**Stated problem**
All entries must be extracted exactly, with nothing added or dropped.

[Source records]
+ + + + + + +

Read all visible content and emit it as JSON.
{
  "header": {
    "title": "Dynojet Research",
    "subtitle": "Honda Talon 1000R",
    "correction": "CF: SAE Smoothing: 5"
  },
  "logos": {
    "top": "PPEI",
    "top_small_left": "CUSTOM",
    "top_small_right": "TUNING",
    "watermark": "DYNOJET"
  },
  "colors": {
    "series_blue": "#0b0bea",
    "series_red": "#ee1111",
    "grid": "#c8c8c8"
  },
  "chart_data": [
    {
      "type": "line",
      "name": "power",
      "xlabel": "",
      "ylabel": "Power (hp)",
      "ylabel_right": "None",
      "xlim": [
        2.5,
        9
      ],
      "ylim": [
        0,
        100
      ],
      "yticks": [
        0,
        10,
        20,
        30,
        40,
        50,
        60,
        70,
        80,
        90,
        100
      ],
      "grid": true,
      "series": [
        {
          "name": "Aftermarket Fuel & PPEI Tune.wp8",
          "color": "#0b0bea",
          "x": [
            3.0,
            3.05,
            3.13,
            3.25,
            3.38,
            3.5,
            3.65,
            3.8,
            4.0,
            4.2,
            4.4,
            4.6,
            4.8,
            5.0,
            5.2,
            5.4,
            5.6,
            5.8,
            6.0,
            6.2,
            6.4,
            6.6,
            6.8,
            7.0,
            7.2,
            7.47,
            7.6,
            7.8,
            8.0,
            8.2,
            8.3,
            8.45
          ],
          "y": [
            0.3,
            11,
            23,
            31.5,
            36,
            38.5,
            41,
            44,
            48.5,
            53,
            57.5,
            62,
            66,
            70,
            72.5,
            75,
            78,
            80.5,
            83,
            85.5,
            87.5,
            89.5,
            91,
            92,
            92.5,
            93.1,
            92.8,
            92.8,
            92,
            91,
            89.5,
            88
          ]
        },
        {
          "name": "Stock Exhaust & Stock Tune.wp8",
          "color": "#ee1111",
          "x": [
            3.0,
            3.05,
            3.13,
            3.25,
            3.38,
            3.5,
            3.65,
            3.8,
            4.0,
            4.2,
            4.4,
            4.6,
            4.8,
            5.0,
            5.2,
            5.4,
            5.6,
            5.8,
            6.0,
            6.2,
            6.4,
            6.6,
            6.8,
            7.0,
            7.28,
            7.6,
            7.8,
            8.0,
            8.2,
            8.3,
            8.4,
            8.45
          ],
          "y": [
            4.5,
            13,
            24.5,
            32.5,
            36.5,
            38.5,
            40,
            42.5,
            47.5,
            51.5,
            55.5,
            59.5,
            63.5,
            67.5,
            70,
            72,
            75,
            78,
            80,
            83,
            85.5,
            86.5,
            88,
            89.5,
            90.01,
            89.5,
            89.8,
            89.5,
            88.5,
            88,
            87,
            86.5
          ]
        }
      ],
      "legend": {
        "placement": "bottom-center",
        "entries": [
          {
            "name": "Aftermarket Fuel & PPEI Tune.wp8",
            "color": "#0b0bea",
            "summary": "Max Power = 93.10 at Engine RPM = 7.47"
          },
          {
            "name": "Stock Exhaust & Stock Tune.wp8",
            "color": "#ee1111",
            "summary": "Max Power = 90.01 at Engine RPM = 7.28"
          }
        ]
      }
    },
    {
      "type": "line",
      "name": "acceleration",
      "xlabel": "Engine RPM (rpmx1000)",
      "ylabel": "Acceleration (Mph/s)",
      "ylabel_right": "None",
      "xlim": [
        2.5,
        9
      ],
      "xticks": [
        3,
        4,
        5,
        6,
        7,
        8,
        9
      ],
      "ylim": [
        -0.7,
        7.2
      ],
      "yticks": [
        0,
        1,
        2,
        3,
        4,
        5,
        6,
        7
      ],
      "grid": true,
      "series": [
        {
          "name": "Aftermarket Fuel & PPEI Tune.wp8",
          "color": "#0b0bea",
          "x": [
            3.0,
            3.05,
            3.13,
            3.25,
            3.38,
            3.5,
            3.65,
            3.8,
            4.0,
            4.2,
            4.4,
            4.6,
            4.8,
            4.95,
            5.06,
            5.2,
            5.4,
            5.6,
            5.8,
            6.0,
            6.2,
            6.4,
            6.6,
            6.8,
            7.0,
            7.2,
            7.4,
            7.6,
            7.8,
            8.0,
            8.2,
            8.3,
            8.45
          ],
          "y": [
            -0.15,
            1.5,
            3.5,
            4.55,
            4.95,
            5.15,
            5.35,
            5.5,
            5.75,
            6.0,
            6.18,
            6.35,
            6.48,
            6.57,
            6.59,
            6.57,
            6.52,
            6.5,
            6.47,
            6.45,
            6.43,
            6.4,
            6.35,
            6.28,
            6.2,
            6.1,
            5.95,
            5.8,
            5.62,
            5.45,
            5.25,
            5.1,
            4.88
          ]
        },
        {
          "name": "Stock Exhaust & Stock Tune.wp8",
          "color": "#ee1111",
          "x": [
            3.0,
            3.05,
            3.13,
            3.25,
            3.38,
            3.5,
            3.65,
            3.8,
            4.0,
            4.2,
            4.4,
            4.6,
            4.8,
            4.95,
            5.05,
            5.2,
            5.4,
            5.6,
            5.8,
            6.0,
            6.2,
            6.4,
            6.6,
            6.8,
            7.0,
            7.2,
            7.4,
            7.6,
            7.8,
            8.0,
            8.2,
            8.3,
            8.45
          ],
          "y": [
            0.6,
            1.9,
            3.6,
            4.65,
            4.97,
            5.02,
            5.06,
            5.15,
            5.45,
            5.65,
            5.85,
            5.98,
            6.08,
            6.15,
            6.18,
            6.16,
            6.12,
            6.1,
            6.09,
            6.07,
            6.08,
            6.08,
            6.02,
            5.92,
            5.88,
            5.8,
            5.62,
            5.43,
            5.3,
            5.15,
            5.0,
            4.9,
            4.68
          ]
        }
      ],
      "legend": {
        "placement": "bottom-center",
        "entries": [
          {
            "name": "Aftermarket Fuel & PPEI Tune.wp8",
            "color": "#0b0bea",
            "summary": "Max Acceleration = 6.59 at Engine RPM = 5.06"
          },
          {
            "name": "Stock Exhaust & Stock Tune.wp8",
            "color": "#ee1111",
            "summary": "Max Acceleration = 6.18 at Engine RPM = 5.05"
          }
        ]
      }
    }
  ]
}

+ + + + + + +

**Answer for the task**
Read all visible content and emit it as JSON.
{
  "header": {
    "title": "Dynojet Research",
    "subtitle": "Honda Talon 1000R",
    "correction": "CF: SAE Smoothing: 5"
  },
  "logos": {
    "top": "PPEI",
    "top_small_left": "CUSTOM",
    "top_small_right": "TUNING",
    "watermark": "DYNOJET"
  },
  "colors": {
    "series_blue": "#0b0bea",
    "series_red": "#ee1111",
    "grid": "#c8c8c8"
  },
  "chart_data": [
    {
      "type": "line",
      "name": "power",
      "xlabel": "",
      "ylabel": "Power (hp)",
      "ylabel_right": "None",
      "xlim": [
        2.5,
        9
      ],
      "ylim": [
        0,
        100
      ],
      "yticks": [
        0,
        10,
        20,
        30,
        40,
        50,
        60,
        70,
        80,
        90,
        100
      ],
      "grid": true,
      "series": [
        {
          "name": "Aftermarket Fuel & PPEI Tune.wp8",
          "color": "#0b0bea",
          "x": [
            3.0,
            3.05,
            3.13,
            3.25,
            3.38,
            3.5,
            3.65,
            3.8,
            4.0,
            4.2,
            4.4,
            4.6,
            4.8,
            5.0,
            5.2,
            5.4,
            5.6,
            5.8,
            6.0,
            6.2,
            6.4,
            6.6,
            6.8,
            7.0,
            7.2,
            7.47,
            7.6,
            7.8,
            8.0,
            8.2,
            8.3,
            8.45
          ],
          "y": [
            0.3,
            11,
            23,
            31.5,
            36,
            38.5,
            41,
            44,
            48.5,
            53,
            57.5,
            62,
            66,
            70,
            72.5,
            75,
            78,
            80.5,
            83,
            85.5,
            87.5,
            89.5,
            91,
            92,
            92.5,
            93.1,
            92.8,
            92.8,
            92,
            91,
            89.5,
            88
          ]
        },
        {
          "name": "Stock Exhaust & Stock Tune.wp8",
          "color": "#ee1111",
          "x": [
            3.0,
            3.05,
            3.13,
            3.25,
            3.38,
            3.5,
            3.65,
            3.8,
            4.0,
            4.2,
            4.4,
            4.6,
            4.8,
            5.0,
            5.2,
            5.4,
            5.6,
            5.8,
            6.0,
            6.2,
            6.4,
            6.6,
            6.8,
            7.0,
            7.28,
            7.6,
            7.8,
            8.0,
            8.2,
            8.3,
            8.4,
            8.45
          ],
          "y": [
            4.5,
            13,
            24.5,
            32.5,
            36.5,
            38.5,
            40,
            42.5,
            47.5,
            51.5,
            55.5,
            59.5,
            63.5,
            67.5,
            70,
            72,
            75,
            78,
            80,
            83,
            85.5,
            86.5,
            88,
            89.5,
            90.01,
            89.5,
            89.8,
            89.5,
            88.5,
            88,
            87,
            86.5
          ]
        }
      ],
      "legend": {
        "placement": "bottom-center",
        "entries": [
          {
            "name": "Aftermarket Fuel & PPEI Tune.wp8",
            "color": "#0b0bea",
            "summary": "Max Power = 93.10 at Engine RPM = 7.47"
          },
          {
            "name": "Stock Exhaust & Stock Tune.wp8",
            "color": "#ee1111",
            "summary": "Max Power = 90.01 at Engine RPM = 7.28"
          }
        ]
      }
    },
    {
      "type": "line",
      "name": "acceleration",
      "xlabel": "Engine RPM (rpmx1000)",
      "ylabel": "Acceleration (Mph/s)",
      "ylabel_right": "None",
      "xlim": [
        2.5,
        9
      ],
      "xticks": [
        3,
        4,
        5,
        6,
        7,
        8,
        9
      ],
      "ylim": [
        -0.7,
        7.2
      ],
      "yticks": [
        0,
        1,
        2,
        3,
        4,
        5,
        6,
        7
      ],
      "grid": true,
      "series": [
        {
          "name": "Aftermarket Fuel & PPEI Tune.wp8",
          "color": "#0b0bea",
          "x": [
            3.0,
            3.05,
            3.13,
            3.25,
            3.38,
            3.5,
            3.65,
            3.8,
            4.0,
            4.2,
            4.4,
            4.6,
            4.8,
            4.95,
            5.06,
            5.2,
            5.4,
            5.6,
            5.8,
            6.0,
            6.2,
            6.4,
            6.6,
            6.8,
            7.0,
            7.2,
            7.4,
            7.6,
            7.8,
            8.0,
            8.2,
            8.3,
            8.45
          ],
          "y": [
            -0.15,
            1.5,
            3.5,
            4.55,
            4.95,
            5.15,
            5.35,
            5.5,
            5.75,
            6.0,
            6.18,
            6.35,
            6.48,
            6.57,
            6.59,
            6.57,
            6.52,
            6.5,
            6.47,
            6.45,
            6.43,
            6.4,
            6.35,
            6.28,
            6.2,
            6.1,
            5.95,
            5.8,
            5.62,
            5.45,
            5.25,
            5.1,
            4.88
          ]
        },
        {
          "name": "Stock Exhaust & Stock Tune.wp8",
          "color": "#ee1111",
          "x": [
            3.0,
            3.05,
            3.13,
            3.25,
            3.38,
            3.5,
            3.65,
            3.8,
            4.0,
            4.2,
            4.4,
            4.6,
            4.8,
            4.95,
            5.05,
            5.2,
            5.4,
            5.6,
            5.8,
            6.0,
            6.2,
            6.4,
            6.6,
            6.8,
            7.0,
            7.2,
            7.4,
            7.6,
            7.8,
            8.0,
            8.2,
            8.3,
            8.45
          ],
          "y": [
            0.6,
            1.9,
            3.6,
            4.65,
            4.97,
            5.02,
            5.06,
            5.15,
            5.45,
            5.65,
            5.85,
            5.98,
            6.08,
            6.15,
            6.18,
            6.16,
            6.12,
            6.1,
            6.09,
            6.07,
            6.08,
            6.08,
            6.02,
            5.92,
            5.88,
            5.8,
            5.62,
            5.43,
            5.3,
            5.15,
            5.0,
            4.9,
            4.68
          ]
        }
      ],
      "legend": {
        "placement": "bottom-center",
        "entries": [
          {
            "name": "Aftermarket Fuel & PPEI Tune.wp8",
            "color": "#0b0bea",
            "summary": "Max Acceleration = 6.59 at Engine RPM = 5.06"
          },
          {
            "name": "Stock Exhaust & Stock Tune.wp8",
            "color": "#ee1111",
            "summary": "Max Acceleration = 6.18 at Engine RPM = 5.05"
          }
        ]
      }
    }
  ]
}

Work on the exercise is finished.